*Given request*
Check each line of the material below for "clay". Report how many have it, with no other words.
━━━━
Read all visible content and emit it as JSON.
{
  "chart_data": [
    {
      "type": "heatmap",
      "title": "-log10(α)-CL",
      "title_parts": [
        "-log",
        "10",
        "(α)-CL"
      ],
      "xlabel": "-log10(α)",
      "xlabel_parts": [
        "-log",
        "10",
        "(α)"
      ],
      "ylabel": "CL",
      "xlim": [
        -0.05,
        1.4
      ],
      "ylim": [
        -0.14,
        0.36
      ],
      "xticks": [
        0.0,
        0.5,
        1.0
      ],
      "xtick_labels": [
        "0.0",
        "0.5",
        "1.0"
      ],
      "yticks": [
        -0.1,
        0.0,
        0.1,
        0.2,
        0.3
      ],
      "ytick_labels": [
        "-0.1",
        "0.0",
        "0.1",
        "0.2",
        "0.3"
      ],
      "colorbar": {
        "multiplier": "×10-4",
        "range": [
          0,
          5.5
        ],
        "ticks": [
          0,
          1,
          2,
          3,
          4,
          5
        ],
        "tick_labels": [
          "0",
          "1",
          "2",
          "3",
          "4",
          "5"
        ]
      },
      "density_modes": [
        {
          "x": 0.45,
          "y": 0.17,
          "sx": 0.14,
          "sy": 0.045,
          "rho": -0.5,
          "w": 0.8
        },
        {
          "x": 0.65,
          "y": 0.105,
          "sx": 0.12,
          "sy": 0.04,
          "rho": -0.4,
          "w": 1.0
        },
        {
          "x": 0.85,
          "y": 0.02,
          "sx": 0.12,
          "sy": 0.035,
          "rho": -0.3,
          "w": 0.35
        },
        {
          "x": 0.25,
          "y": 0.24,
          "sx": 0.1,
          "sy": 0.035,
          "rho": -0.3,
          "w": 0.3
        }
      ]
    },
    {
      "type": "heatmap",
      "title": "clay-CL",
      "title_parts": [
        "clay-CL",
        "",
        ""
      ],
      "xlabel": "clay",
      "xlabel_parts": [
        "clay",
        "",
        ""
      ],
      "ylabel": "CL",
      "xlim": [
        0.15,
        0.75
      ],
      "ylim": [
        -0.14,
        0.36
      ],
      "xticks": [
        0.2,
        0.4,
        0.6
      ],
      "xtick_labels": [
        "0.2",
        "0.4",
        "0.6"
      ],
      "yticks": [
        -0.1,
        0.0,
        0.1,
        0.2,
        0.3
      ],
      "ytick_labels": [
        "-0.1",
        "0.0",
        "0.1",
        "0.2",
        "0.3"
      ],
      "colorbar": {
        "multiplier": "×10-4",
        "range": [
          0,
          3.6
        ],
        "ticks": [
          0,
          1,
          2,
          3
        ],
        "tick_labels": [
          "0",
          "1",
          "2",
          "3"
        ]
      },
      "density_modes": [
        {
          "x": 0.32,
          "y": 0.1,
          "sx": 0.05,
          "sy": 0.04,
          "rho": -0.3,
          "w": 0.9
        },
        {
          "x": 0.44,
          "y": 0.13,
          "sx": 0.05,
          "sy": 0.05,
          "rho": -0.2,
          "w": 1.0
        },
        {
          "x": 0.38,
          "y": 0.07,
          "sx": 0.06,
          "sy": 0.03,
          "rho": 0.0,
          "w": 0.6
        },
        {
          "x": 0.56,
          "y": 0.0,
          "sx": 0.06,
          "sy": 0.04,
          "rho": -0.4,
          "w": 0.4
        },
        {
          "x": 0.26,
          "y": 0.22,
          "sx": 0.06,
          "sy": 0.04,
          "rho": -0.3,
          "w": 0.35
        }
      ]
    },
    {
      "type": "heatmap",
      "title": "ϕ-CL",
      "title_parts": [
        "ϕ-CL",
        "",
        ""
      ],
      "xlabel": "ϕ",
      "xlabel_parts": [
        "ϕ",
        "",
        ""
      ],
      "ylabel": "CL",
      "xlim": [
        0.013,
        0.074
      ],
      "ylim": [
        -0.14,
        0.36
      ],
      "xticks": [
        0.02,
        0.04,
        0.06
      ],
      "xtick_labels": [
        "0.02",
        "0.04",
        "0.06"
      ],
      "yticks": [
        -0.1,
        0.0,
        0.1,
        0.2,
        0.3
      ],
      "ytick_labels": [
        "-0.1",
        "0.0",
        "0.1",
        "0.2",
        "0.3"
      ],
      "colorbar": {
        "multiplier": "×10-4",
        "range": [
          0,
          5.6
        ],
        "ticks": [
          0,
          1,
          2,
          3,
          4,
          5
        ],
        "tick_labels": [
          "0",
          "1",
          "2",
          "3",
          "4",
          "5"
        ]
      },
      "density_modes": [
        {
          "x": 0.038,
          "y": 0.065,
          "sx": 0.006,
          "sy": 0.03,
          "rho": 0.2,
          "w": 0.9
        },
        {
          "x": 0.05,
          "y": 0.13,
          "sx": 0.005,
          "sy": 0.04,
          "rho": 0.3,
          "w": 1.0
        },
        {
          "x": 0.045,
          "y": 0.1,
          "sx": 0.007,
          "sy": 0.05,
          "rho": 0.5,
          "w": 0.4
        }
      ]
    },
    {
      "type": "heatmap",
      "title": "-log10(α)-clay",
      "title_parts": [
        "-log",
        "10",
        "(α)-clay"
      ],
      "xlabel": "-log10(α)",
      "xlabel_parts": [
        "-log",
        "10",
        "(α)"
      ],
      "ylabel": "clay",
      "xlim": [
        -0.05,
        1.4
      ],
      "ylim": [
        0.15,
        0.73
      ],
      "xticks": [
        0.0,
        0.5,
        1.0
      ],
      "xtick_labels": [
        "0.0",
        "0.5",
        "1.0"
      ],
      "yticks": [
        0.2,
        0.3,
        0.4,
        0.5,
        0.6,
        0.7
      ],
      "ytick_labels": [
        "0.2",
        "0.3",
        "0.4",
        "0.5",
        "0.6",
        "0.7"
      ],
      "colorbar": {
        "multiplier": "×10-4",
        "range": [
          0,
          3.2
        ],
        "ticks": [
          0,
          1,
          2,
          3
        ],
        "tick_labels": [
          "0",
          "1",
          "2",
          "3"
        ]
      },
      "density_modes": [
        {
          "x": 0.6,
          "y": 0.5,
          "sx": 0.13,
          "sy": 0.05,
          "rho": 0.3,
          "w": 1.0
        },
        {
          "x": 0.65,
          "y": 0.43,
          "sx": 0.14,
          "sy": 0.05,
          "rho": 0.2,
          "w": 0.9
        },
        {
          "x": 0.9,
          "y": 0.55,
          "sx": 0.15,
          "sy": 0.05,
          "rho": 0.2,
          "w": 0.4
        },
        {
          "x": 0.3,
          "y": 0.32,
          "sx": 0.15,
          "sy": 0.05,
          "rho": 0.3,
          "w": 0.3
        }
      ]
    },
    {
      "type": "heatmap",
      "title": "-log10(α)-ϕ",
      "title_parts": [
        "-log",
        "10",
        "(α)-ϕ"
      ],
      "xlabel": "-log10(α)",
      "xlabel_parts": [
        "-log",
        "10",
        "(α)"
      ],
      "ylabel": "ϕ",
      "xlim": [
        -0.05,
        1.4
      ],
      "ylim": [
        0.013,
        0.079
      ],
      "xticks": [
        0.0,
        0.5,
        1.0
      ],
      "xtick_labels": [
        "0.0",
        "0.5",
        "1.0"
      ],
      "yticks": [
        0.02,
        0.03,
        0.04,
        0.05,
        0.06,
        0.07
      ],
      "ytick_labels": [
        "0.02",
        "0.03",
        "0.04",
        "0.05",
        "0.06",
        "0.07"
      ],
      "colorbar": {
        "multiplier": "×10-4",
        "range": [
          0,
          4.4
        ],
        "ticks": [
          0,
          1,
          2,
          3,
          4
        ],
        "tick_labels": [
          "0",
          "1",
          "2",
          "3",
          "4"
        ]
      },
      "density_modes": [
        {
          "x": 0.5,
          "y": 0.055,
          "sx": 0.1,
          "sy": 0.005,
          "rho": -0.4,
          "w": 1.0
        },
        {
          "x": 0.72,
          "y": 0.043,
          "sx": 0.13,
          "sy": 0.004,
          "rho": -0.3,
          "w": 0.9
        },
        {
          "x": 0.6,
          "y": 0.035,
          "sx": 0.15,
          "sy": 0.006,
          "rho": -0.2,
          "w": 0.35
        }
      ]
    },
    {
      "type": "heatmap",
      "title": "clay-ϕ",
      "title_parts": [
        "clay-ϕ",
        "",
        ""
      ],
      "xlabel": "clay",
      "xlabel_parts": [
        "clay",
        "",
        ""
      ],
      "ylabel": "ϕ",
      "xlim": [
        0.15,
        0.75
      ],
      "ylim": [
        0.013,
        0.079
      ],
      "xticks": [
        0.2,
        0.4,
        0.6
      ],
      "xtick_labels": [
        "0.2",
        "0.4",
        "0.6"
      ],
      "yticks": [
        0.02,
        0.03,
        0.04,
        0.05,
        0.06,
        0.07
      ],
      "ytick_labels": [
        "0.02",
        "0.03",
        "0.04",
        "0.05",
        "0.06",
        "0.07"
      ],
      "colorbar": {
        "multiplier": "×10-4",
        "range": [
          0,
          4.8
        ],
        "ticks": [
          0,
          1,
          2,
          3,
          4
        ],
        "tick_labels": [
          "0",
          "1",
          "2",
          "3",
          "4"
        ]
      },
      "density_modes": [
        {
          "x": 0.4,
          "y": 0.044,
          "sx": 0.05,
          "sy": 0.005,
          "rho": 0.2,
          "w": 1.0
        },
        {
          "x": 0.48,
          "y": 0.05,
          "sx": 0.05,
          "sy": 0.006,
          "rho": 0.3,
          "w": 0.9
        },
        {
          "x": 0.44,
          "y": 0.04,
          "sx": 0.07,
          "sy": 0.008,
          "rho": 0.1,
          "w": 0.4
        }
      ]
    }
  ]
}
━━━━
*Worked answer*
11